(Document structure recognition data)
↓↓↓
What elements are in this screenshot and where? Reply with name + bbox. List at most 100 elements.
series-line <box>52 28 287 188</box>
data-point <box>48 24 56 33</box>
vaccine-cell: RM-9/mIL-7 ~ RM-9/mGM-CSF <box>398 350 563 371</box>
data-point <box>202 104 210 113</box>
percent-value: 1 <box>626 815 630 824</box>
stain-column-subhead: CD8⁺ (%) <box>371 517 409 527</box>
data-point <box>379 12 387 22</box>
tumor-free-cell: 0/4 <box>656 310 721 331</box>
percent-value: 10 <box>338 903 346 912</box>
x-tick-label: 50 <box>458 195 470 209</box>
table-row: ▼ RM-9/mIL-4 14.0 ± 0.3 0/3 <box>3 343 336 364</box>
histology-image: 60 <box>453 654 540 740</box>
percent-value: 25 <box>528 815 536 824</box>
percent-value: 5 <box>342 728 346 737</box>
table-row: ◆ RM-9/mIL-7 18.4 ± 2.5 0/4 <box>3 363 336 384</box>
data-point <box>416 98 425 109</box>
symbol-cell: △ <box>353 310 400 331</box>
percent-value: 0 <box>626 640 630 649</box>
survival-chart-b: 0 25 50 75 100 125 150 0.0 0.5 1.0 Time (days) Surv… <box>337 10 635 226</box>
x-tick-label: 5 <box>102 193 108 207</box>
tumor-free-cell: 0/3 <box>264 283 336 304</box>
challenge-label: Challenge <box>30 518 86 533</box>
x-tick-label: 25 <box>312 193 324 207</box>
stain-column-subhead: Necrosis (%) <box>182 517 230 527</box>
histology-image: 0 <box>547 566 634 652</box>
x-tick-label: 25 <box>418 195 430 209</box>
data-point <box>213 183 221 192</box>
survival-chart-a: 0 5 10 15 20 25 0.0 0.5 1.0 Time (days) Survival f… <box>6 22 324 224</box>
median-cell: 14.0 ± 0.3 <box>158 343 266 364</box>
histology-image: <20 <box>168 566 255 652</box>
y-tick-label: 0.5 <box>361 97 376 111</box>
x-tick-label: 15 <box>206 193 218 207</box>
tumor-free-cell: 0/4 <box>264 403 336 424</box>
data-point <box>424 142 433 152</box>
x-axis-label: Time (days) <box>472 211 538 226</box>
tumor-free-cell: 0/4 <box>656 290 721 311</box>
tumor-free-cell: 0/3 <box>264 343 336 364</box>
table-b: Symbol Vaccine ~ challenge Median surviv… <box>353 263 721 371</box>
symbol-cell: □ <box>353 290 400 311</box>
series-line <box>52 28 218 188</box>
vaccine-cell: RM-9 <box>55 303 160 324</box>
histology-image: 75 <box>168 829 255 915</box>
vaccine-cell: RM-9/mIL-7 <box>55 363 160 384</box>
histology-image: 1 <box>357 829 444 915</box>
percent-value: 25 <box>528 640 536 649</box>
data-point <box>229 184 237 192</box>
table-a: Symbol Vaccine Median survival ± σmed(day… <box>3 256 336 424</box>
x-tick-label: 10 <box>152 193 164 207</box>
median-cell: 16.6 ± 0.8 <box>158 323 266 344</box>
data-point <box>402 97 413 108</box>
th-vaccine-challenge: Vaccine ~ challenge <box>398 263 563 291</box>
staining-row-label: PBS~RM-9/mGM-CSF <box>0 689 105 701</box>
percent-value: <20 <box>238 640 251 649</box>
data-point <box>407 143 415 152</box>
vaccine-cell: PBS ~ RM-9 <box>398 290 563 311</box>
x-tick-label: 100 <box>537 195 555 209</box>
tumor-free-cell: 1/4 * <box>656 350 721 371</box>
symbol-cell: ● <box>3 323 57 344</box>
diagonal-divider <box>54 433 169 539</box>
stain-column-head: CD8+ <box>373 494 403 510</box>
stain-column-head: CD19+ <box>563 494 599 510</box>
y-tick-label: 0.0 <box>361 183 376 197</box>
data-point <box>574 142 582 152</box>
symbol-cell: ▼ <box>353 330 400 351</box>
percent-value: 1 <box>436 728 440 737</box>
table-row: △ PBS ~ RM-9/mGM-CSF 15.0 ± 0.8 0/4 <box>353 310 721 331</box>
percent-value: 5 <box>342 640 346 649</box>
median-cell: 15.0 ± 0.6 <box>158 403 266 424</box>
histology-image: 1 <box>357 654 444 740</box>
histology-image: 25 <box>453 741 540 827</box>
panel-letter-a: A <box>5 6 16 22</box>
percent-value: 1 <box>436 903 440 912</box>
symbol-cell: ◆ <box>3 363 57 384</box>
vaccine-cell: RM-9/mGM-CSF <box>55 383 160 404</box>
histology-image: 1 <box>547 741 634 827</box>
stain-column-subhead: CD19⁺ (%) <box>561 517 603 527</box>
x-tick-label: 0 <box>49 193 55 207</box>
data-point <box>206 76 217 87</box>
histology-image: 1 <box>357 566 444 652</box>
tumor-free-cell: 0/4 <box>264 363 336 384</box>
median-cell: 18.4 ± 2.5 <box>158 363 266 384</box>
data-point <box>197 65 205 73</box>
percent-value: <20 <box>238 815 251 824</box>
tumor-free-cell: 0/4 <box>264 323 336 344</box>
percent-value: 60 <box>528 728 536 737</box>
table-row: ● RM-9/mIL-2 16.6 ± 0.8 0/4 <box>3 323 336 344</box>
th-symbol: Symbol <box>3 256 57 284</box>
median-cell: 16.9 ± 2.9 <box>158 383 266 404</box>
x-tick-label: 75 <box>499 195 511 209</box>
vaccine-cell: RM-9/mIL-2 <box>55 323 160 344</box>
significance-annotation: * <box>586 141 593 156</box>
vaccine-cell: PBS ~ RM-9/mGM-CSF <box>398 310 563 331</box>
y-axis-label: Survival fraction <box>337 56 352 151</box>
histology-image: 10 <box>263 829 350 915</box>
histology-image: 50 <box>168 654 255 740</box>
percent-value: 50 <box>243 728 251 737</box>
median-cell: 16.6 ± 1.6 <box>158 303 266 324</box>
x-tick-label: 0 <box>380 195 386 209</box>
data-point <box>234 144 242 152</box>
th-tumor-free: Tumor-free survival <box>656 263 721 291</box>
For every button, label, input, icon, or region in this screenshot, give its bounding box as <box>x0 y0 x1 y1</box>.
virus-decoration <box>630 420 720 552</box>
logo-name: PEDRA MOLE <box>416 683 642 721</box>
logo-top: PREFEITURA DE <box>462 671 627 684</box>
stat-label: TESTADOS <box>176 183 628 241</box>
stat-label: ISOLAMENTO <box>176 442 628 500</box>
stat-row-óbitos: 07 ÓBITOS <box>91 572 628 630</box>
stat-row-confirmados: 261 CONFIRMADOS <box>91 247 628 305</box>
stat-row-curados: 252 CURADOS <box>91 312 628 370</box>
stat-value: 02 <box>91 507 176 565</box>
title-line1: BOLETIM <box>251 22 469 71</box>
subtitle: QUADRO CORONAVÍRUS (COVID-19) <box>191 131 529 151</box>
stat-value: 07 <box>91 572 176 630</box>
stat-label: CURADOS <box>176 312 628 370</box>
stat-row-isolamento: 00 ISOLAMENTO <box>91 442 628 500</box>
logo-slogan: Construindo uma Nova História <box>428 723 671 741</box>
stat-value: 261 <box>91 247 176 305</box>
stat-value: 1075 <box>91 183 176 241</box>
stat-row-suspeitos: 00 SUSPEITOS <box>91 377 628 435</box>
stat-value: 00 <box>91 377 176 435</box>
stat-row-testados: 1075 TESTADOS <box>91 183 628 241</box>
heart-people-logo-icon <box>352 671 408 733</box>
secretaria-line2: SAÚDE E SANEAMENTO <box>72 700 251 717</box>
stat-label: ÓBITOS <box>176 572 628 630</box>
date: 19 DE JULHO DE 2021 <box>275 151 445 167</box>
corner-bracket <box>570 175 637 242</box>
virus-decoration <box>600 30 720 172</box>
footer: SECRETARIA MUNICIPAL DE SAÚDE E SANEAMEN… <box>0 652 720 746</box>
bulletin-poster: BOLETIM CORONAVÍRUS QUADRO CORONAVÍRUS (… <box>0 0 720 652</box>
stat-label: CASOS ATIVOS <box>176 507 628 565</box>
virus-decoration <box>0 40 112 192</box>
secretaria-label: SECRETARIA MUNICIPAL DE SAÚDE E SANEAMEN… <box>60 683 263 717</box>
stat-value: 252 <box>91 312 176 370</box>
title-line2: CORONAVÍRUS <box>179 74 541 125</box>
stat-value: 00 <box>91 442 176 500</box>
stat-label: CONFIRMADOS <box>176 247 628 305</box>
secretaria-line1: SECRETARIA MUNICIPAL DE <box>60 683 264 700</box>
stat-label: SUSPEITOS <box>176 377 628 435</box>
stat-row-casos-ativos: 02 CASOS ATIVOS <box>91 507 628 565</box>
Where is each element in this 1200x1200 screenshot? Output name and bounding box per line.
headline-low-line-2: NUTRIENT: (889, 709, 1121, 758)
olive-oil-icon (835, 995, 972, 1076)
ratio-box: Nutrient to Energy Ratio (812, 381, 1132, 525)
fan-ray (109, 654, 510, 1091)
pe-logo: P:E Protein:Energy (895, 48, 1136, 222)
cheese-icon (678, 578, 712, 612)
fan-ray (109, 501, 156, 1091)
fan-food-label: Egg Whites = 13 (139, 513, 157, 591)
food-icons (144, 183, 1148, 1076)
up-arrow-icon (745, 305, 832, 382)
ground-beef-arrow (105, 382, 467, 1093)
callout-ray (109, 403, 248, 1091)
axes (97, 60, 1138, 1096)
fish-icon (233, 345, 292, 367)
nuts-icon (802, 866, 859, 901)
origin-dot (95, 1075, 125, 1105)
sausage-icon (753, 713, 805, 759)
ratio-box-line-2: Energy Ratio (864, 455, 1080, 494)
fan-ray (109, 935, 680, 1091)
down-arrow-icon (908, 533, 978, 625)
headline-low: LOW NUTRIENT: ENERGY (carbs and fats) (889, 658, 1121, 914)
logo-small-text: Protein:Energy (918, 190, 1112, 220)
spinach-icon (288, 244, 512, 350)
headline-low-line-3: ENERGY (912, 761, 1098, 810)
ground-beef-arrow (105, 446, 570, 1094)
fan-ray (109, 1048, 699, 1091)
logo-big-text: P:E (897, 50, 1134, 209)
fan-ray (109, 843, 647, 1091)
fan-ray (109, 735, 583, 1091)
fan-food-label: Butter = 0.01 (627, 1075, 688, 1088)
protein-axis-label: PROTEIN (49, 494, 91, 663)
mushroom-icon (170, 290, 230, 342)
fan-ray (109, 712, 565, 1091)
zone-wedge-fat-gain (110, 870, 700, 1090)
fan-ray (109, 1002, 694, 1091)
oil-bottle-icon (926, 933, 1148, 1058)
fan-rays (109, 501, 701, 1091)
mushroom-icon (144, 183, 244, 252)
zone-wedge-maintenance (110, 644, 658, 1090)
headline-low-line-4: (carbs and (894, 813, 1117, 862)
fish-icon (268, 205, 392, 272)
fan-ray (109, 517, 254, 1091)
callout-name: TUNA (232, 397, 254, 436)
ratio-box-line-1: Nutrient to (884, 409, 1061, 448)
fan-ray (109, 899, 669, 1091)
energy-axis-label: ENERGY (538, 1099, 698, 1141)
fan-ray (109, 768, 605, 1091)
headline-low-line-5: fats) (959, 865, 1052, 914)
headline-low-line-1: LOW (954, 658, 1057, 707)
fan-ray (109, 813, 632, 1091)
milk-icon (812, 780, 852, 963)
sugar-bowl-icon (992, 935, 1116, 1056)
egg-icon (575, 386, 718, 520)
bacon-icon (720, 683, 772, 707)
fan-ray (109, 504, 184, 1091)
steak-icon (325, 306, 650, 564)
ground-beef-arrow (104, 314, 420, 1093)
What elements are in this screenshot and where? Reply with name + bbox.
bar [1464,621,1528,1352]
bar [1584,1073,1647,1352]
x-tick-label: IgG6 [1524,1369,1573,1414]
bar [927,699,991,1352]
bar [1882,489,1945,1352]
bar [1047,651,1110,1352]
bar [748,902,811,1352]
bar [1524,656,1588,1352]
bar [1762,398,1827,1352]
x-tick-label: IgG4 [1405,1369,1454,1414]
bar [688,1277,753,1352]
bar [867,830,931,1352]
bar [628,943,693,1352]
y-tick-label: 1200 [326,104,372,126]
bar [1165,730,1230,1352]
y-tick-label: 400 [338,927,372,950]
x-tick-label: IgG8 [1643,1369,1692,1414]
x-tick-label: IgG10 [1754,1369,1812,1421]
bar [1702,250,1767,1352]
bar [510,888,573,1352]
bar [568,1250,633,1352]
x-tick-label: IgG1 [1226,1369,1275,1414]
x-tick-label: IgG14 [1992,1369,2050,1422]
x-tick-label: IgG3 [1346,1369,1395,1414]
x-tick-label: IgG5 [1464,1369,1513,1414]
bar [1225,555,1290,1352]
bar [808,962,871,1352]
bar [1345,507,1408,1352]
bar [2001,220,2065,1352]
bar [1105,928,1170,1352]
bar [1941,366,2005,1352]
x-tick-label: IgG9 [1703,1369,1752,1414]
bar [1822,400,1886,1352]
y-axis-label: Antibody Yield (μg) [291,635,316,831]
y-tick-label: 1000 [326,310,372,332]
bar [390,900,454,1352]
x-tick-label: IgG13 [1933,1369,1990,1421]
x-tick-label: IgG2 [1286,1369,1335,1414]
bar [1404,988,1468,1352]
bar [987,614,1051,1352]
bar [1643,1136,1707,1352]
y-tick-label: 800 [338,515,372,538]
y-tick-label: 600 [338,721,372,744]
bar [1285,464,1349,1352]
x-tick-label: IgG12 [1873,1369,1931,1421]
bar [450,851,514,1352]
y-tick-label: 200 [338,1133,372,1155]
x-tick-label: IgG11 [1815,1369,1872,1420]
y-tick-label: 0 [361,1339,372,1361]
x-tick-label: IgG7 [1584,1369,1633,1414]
↑↑↑
| WORK INSTRUCTIONS |
Look through the data above. Find each line with the string "ISOLAMENTO" and copy it.

| RESPONSE |
stat-label: ISOLAMENTO <box>176 442 628 500</box>
stat-row-isolamento: 00 ISOLAMENTO <box>91 442 628 500</box>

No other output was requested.